Supplied data start
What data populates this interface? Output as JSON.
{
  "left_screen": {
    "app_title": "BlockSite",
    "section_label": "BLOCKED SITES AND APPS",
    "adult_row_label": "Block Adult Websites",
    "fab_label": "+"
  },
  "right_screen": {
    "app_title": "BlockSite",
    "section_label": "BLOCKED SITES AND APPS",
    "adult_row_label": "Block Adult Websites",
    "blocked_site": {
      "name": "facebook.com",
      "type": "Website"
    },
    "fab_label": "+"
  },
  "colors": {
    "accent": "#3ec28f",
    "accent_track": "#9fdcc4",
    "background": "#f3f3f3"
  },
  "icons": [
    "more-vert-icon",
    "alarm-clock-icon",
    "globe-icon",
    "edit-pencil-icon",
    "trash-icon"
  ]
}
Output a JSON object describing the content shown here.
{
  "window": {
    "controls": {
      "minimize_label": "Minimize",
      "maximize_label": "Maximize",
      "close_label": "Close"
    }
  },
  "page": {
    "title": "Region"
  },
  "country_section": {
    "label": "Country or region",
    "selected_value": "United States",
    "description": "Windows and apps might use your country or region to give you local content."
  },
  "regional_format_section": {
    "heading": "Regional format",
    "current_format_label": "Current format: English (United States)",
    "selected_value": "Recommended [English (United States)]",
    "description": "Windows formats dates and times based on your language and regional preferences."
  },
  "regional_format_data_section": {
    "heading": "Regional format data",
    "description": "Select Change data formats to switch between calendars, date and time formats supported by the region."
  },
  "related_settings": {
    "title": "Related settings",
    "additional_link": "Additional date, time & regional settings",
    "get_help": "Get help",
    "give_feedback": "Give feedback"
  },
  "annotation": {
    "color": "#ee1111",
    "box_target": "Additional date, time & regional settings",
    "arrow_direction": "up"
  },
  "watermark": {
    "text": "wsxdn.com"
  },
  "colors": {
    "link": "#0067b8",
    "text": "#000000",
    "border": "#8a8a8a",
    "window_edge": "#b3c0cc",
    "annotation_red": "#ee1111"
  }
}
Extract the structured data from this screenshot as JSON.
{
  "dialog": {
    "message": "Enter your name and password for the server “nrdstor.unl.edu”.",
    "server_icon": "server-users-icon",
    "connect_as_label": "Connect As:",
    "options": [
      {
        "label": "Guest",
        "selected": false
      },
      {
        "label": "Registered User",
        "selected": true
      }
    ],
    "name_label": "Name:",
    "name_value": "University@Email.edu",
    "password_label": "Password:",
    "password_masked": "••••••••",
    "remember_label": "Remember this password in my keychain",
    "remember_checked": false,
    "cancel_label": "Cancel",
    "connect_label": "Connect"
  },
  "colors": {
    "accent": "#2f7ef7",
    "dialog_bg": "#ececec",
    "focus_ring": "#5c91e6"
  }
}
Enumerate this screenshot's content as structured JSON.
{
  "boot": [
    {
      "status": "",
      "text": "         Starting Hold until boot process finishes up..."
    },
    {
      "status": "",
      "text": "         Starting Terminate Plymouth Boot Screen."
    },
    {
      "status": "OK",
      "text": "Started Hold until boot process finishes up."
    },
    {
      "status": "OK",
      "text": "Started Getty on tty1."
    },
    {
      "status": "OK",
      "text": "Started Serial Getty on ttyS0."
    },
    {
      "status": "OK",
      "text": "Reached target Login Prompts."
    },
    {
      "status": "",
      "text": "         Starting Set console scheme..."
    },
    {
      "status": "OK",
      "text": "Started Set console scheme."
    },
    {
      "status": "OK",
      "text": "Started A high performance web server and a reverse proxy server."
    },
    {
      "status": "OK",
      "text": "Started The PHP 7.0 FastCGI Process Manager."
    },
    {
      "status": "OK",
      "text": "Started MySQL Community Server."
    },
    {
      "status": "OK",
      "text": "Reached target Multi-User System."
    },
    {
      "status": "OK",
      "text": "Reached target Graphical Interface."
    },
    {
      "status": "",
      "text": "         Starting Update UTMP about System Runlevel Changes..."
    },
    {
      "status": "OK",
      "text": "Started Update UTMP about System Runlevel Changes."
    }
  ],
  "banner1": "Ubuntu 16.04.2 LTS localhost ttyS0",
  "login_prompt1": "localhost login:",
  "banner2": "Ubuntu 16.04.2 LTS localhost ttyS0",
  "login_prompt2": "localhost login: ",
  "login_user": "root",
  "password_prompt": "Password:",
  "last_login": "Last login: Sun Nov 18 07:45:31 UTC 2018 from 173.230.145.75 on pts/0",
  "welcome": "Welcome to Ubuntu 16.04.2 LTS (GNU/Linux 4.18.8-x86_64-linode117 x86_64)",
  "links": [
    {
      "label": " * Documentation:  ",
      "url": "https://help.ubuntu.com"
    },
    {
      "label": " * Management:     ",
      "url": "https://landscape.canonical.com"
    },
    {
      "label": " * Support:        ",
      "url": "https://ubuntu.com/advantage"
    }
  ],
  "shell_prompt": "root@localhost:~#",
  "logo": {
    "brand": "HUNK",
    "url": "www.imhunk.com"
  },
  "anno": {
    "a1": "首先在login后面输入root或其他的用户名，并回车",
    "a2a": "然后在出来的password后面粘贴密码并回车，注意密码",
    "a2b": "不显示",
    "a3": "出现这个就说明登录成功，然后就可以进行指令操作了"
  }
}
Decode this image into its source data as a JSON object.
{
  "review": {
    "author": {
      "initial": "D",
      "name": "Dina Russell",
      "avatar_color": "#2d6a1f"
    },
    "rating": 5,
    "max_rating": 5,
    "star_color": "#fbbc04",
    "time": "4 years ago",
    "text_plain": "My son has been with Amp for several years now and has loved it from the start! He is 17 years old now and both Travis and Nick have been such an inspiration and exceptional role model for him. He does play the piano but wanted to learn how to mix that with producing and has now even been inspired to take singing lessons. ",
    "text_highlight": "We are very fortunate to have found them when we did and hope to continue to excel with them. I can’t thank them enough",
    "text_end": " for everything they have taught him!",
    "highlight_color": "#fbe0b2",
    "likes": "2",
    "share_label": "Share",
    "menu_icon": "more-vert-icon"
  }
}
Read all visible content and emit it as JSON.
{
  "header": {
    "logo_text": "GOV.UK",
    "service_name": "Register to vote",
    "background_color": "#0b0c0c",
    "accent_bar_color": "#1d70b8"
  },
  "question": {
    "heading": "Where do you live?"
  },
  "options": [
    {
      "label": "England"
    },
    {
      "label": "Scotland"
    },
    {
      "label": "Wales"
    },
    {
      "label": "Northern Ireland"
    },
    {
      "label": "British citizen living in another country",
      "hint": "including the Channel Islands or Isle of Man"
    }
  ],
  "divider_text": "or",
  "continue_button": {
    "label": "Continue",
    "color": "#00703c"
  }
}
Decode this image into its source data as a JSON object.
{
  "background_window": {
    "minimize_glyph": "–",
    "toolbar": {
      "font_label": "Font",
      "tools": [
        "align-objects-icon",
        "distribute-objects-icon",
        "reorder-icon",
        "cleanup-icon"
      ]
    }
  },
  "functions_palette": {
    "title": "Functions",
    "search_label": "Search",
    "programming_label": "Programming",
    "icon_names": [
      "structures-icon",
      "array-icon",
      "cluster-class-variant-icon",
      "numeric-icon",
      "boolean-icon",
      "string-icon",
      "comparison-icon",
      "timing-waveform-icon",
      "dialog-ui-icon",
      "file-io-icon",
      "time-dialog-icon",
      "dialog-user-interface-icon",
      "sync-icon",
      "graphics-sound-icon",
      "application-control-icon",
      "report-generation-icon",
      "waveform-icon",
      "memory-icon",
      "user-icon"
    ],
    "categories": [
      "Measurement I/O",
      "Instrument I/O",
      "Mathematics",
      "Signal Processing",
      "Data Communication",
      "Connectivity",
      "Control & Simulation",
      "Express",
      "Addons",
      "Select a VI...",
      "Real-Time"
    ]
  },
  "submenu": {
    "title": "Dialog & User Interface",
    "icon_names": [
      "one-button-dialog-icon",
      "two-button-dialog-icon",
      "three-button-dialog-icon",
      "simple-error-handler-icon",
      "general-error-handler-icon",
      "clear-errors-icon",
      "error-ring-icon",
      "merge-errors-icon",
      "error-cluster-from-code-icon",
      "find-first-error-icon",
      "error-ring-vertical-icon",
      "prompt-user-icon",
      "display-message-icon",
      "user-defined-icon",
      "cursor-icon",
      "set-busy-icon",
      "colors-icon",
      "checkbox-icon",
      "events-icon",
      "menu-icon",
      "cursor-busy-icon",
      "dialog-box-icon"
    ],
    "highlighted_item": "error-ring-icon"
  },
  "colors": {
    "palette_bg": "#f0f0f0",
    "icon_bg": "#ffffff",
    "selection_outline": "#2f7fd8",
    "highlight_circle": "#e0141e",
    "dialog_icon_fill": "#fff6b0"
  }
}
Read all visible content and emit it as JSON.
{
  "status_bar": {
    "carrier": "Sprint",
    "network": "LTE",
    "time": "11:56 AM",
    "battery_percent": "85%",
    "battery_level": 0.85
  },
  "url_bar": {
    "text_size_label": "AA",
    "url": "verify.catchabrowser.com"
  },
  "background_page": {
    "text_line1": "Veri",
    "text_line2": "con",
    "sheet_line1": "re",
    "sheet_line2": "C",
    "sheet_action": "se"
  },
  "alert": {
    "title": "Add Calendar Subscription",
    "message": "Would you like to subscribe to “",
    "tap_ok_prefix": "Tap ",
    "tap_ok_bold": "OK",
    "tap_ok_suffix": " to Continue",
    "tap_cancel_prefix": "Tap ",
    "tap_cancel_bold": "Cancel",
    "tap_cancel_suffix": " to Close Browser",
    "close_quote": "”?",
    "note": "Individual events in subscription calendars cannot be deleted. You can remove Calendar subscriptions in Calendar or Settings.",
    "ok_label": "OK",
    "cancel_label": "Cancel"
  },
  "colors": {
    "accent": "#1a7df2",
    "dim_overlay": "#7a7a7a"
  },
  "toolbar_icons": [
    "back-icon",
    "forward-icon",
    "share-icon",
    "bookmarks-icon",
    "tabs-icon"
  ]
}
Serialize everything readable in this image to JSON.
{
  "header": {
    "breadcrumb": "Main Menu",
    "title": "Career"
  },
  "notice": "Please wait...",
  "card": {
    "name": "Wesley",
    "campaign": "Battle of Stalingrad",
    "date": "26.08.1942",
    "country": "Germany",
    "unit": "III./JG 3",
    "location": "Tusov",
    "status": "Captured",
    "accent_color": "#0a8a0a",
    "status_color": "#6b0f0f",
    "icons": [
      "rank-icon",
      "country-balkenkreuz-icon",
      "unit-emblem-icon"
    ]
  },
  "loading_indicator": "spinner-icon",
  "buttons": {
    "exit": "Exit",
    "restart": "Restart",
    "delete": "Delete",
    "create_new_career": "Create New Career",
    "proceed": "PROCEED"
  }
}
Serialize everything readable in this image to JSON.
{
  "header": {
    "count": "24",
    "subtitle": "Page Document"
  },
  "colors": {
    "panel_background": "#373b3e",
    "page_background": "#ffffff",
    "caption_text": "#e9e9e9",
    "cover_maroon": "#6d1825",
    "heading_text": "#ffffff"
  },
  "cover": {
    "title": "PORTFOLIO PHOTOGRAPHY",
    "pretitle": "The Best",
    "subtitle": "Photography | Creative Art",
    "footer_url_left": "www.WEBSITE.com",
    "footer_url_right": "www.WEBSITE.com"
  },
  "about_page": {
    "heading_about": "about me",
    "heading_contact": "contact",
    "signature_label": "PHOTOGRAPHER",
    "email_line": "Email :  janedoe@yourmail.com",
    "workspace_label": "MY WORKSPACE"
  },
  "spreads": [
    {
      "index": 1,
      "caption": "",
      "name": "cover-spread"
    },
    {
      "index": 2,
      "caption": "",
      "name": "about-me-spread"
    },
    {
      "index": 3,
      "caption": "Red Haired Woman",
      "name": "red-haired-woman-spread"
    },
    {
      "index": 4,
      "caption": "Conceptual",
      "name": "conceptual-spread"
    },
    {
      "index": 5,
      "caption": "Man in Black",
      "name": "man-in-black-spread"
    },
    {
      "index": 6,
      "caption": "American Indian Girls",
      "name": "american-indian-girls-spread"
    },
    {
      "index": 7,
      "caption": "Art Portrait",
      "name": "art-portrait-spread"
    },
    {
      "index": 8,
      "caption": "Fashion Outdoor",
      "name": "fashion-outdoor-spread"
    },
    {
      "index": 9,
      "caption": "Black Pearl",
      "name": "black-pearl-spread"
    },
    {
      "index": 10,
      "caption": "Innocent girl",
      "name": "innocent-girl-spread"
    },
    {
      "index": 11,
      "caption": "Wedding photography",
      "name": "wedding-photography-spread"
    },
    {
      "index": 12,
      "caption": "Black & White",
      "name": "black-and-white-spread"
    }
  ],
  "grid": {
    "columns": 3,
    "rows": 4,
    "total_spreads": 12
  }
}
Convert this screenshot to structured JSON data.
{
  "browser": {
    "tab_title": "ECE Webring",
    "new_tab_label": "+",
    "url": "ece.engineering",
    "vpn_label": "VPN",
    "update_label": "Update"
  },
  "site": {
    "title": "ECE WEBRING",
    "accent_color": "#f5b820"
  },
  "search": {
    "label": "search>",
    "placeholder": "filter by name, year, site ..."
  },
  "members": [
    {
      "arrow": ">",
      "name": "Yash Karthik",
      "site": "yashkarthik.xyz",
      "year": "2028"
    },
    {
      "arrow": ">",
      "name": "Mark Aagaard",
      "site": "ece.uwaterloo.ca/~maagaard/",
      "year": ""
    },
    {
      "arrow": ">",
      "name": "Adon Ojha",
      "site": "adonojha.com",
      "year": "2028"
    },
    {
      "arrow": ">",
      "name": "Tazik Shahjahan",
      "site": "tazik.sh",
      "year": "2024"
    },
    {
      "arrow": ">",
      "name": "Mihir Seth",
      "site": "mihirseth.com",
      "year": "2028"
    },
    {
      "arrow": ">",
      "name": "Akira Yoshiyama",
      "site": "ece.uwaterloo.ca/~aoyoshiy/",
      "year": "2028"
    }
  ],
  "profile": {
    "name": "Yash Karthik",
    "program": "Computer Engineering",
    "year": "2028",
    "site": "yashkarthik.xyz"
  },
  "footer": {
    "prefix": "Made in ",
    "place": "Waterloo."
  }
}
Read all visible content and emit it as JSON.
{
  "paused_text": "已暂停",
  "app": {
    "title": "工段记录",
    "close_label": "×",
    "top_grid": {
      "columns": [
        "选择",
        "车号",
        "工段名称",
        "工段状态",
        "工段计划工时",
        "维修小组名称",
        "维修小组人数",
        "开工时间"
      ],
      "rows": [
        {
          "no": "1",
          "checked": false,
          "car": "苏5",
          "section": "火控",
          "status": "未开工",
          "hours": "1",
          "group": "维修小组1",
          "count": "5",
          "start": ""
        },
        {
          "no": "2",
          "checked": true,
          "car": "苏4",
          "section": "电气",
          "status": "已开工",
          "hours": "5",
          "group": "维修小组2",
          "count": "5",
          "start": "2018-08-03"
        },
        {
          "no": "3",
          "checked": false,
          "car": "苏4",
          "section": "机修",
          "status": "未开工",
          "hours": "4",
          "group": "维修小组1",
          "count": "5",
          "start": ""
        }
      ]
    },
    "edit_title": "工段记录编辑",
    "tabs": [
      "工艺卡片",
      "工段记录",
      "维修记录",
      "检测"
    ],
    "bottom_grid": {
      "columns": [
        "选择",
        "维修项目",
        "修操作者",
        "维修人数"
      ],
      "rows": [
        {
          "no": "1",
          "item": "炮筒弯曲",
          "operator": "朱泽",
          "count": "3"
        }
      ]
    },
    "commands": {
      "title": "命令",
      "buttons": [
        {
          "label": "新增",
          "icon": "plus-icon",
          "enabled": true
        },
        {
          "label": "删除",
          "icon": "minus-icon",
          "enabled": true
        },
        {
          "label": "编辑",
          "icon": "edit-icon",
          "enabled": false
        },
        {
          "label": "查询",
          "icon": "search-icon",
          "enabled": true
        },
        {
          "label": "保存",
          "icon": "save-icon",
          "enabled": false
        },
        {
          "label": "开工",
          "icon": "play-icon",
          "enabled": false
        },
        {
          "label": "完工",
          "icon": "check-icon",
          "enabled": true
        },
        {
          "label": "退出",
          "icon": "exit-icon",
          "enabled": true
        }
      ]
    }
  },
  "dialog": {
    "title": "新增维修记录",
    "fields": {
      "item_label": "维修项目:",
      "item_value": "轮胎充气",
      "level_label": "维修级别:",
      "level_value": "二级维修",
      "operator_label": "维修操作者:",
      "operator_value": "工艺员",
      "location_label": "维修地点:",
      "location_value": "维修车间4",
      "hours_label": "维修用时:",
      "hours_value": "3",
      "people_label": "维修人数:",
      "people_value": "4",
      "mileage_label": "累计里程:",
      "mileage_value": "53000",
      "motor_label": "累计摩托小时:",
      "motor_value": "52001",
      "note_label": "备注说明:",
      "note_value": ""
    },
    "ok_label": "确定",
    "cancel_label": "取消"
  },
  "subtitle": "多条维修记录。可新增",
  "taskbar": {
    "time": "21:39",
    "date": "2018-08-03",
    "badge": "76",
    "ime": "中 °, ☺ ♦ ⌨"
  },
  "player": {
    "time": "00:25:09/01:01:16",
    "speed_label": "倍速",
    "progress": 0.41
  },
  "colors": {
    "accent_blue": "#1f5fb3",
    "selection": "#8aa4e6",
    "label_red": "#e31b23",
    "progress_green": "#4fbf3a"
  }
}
Supplied data end
> _What to produce_:
What is the number of lines in the data holding the word "this"? Reply with that number only.

> _Final answer_:
9